■ TO BE DONE
Reproduce every line of the listing below character for character, with no changes.

■ DATA SUPPLIED

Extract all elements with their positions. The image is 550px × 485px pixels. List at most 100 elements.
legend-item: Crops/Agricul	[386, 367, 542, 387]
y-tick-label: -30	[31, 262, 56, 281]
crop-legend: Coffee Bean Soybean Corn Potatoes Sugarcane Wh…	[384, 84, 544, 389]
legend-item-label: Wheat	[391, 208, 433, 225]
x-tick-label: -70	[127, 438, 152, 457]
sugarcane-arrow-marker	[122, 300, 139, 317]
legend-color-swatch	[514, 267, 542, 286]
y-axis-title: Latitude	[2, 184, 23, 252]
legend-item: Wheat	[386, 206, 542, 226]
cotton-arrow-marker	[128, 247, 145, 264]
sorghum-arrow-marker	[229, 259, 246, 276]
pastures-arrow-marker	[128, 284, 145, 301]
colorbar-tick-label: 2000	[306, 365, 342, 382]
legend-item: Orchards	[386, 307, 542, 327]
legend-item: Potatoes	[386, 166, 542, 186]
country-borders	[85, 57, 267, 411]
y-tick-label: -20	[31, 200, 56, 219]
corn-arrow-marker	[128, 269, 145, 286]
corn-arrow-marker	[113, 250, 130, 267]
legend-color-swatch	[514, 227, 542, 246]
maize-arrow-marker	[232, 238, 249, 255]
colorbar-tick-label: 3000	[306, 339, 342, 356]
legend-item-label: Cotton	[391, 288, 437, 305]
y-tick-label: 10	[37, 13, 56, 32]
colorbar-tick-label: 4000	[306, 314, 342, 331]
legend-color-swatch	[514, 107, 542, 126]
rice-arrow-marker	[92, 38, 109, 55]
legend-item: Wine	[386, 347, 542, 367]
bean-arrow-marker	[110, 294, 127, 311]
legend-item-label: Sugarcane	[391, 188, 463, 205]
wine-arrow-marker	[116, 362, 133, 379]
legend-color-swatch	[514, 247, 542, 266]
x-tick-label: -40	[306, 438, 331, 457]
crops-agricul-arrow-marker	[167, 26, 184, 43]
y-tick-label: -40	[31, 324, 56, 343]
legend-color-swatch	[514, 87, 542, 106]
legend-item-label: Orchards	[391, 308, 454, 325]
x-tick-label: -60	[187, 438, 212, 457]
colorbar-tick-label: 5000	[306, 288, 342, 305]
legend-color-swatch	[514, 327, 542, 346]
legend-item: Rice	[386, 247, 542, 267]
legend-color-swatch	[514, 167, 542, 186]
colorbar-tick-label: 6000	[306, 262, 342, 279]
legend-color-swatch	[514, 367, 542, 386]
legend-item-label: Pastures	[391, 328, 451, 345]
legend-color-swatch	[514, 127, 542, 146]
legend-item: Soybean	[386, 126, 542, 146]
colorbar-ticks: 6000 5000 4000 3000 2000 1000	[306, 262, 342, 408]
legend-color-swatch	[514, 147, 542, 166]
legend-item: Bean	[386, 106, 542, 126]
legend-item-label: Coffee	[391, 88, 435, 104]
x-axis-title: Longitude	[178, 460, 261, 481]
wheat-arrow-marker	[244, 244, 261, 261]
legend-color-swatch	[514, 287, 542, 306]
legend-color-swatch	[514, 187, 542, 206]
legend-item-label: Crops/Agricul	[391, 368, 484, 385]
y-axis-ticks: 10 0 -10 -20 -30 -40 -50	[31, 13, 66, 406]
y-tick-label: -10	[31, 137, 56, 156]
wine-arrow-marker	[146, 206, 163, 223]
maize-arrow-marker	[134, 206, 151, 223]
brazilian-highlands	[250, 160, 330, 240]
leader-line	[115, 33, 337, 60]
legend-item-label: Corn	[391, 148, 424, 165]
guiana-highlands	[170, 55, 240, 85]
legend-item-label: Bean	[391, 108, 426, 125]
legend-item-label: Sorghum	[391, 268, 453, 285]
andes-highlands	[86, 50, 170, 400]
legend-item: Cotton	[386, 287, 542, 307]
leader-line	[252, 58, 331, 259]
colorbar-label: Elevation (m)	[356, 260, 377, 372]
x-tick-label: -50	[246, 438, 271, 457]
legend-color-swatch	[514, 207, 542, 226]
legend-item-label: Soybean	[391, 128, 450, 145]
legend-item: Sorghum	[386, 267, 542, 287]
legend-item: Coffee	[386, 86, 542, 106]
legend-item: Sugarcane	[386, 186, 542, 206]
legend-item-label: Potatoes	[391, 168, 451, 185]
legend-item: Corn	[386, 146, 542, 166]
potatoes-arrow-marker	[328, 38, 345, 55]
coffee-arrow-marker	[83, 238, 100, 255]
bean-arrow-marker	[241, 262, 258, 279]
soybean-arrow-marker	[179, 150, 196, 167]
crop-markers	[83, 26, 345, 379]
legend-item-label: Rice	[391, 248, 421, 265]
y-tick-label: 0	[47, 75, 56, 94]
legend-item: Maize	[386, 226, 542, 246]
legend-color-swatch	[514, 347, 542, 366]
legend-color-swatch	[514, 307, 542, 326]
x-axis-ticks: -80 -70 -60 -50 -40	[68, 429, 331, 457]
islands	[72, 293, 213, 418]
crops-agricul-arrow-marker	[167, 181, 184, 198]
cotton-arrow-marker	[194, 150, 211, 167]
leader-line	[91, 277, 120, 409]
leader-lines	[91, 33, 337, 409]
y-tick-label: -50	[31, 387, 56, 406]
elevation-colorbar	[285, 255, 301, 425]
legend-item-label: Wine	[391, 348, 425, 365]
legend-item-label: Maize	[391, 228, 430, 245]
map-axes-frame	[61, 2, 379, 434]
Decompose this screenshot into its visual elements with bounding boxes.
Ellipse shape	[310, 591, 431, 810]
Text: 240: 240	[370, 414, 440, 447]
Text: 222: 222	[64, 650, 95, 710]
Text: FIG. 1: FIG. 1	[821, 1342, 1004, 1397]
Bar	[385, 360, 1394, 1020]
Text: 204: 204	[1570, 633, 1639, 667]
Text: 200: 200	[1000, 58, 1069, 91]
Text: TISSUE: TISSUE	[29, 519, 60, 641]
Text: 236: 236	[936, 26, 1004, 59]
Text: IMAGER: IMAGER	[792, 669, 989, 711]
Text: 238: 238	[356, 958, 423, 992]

■ SOLVED PROBLEM
Extract all elements with their positions. The image is 550px × 485px pixels. List at most 100 elements.
legend-item: Crops/Agricul	[386, 367, 542, 387]
y-tick-label: -30	[31, 262, 56, 281]
crop-legend: Coffee Bean Soybean Corn Potatoes Sugarcane Wh…	[384, 84, 544, 389]
legend-item-label: Wheat	[391, 208, 433, 225]
x-tick-label: -70	[127, 438, 152, 457]
sugarcane-arrow-marker	[122, 300, 139, 317]
legend-color-swatch	[514, 267, 542, 286]
y-axis-title: Latitude	[2, 184, 23, 252]
legend-item: Wheat	[386, 206, 542, 226]
cotton-arrow-marker	[128, 247, 145, 264]
sorghum-arrow-marker	[229, 259, 246, 276]
pastures-arrow-marker	[128, 284, 145, 301]
colorbar-tick-label: 2000	[306, 365, 342, 382]
legend-item: Orchards	[386, 307, 542, 327]
legend-item: Potatoes	[386, 166, 542, 186]
country-borders	[85, 57, 267, 411]
y-tick-label: -20	[31, 200, 56, 219]
corn-arrow-marker	[128, 269, 145, 286]
corn-arrow-marker	[113, 250, 130, 267]
legend-color-swatch	[514, 227, 542, 246]
maize-arrow-marker	[232, 238, 249, 255]
colorbar-tick-label: 3000	[306, 339, 342, 356]
legend-item-label: Cotton	[391, 288, 437, 305]
y-tick-label: 10	[37, 13, 56, 32]
colorbar-tick-label: 4000	[306, 314, 342, 331]
legend-color-swatch	[514, 107, 542, 126]
rice-arrow-marker	[92, 38, 109, 55]
legend-item: Wine	[386, 347, 542, 367]
bean-arrow-marker	[110, 294, 127, 311]
legend-item-label: Sugarcane	[391, 188, 463, 205]
wine-arrow-marker	[116, 362, 133, 379]
legend-color-swatch	[514, 247, 542, 266]
x-tick-label: -40	[306, 438, 331, 457]
crops-agricul-arrow-marker	[167, 26, 184, 43]
y-tick-label: -40	[31, 324, 56, 343]
legend-color-swatch	[514, 87, 542, 106]
legend-item-label: Orchards	[391, 308, 454, 325]
x-tick-label: -60	[187, 438, 212, 457]
colorbar-tick-label: 5000	[306, 288, 342, 305]
legend-color-swatch	[514, 327, 542, 346]
legend-item: Rice	[386, 247, 542, 267]
legend-color-swatch	[514, 167, 542, 186]
colorbar-tick-label: 6000	[306, 262, 342, 279]
legend-color-swatch	[514, 367, 542, 386]
legend-item-label: Pastures	[391, 328, 451, 345]
legend-color-swatch	[514, 127, 542, 146]
legend-item: Soybean	[386, 126, 542, 146]
colorbar-ticks: 6000 5000 4000 3000 2000 1000	[306, 262, 342, 408]
legend-color-swatch	[514, 147, 542, 166]
legend-item: Bean	[386, 106, 542, 126]
legend-item-label: Coffee	[391, 88, 435, 104]
x-axis-title: Longitude	[178, 460, 261, 481]
wheat-arrow-marker	[244, 244, 261, 261]
legend-color-swatch	[514, 287, 542, 306]
legend-color-swatch	[514, 187, 542, 206]
legend-item-label: Crops/Agricul	[391, 368, 484, 385]
y-axis-ticks: 10 0 -10 -20 -30 -40 -50	[31, 13, 66, 406]
y-tick-label: -10	[31, 137, 56, 156]
wine-arrow-marker	[146, 206, 163, 223]
maize-arrow-marker	[134, 206, 151, 223]
brazilian-highlands	[250, 160, 330, 240]
leader-line	[115, 33, 337, 60]
legend-item-label: Corn	[391, 148, 424, 165]
guiana-highlands	[170, 55, 240, 85]
legend-item-label: Bean	[391, 108, 426, 125]
legend-item-label: Sorghum	[391, 268, 453, 285]
andes-highlands	[86, 50, 170, 400]
legend-item: Cotton	[386, 287, 542, 307]
leader-line	[252, 58, 331, 259]
colorbar-label: Elevation (m)	[356, 260, 377, 372]
x-tick-label: -50	[246, 438, 271, 457]
legend-color-swatch	[514, 207, 542, 226]
legend-item-label: Soybean	[391, 128, 450, 145]
legend-item: Sorghum	[386, 267, 542, 287]
legend-item: Coffee	[386, 86, 542, 106]
legend-item: Sugarcane	[386, 186, 542, 206]
legend-item-label: Potatoes	[391, 168, 451, 185]
legend-item: Corn	[386, 146, 542, 166]
potatoes-arrow-marker	[328, 38, 345, 55]
coffee-arrow-marker	[83, 238, 100, 255]
bean-arrow-marker	[241, 262, 258, 279]
soybean-arrow-marker	[179, 150, 196, 167]
crop-markers	[83, 26, 345, 379]
legend-item-label: Rice	[391, 248, 421, 265]
y-tick-label: 0	[47, 75, 56, 94]
legend-item: Maize	[386, 226, 542, 246]
legend-color-swatch	[514, 347, 542, 366]
legend-color-swatch	[514, 307, 542, 326]
x-axis-ticks: -80 -70 -60 -50 -40	[68, 429, 331, 457]
islands	[72, 293, 213, 418]
crops-agricul-arrow-marker	[167, 181, 184, 198]
cotton-arrow-marker	[194, 150, 211, 167]
leader-line	[91, 277, 120, 409]
leader-lines	[91, 33, 337, 409]
y-tick-label: -50	[31, 387, 56, 406]
elevation-colorbar	[285, 255, 301, 425]
legend-item-label: Wine	[391, 348, 425, 365]
legend-item-label: Maize	[391, 228, 430, 245]
map-axes-frame	[61, 2, 379, 434]
Decompose this screenshot into its visual elements with bounding boxes.
Ellipse shape	[310, 591, 431, 810]
Text: 240: 240	[370, 414, 440, 447]
Text: 222: 222	[64, 650, 95, 710]
Text: FIG. 1: FIG. 1	[821, 1342, 1004, 1397]
Bar	[385, 360, 1394, 1020]
Text: 204: 204	[1570, 633, 1639, 667]
Text: 200: 200	[1000, 58, 1069, 91]
Text: TISSUE: TISSUE	[29, 519, 60, 641]
Text: 236: 236	[936, 26, 1004, 59]
Text: IMAGER: IMAGER	[792, 669, 989, 711]
Text: 238: 238	[356, 958, 423, 992]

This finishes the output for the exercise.